_Problem details_.
Exactly as written, please set down all of the entries again, with no pictures.

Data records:
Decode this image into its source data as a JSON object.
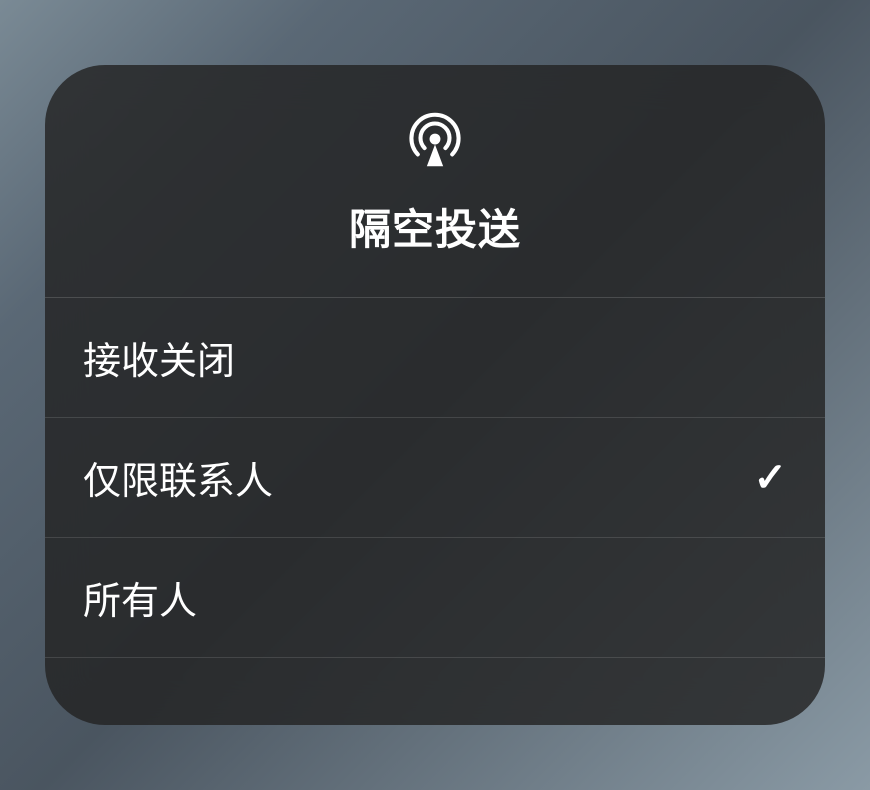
{
  "panel": {
    "title": "隔空投送",
    "icon_name": "airdrop-icon",
    "options": [
      {
        "label": "接收关闭",
        "selected": false
      },
      {
        "label": "仅限联系人",
        "selected": true
      },
      {
        "label": "所有人",
        "selected": false
      }
    ]
  }
}
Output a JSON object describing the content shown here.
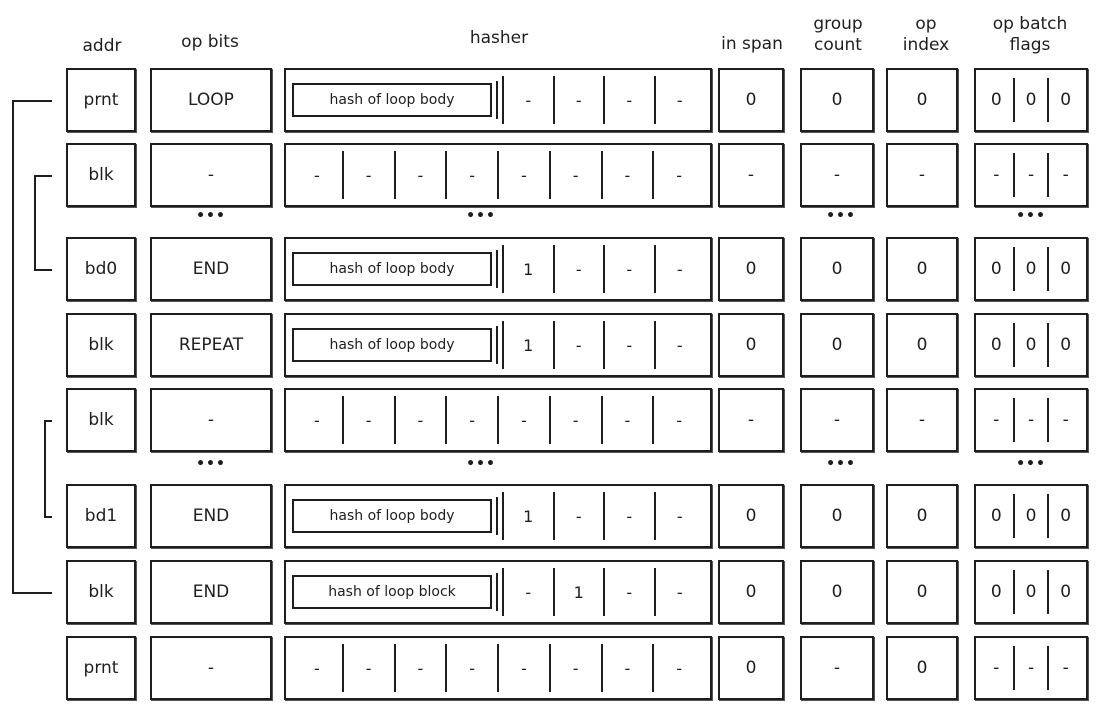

_Exercise solution_.
Decode this image into its source data as a JSON object.
{
  "panel": {
    "title": "隔空投送",
    "icon_name": "airdrop-icon",
    "options": [
      {
        "label": "接收关闭",
        "selected": false
      },
      {
        "label": "仅限联系人",
        "selected": true
      },
      {
        "label": "所有人",
        "selected": false
      }
    ]
  }
}
Output a JSON object describing the content shown here.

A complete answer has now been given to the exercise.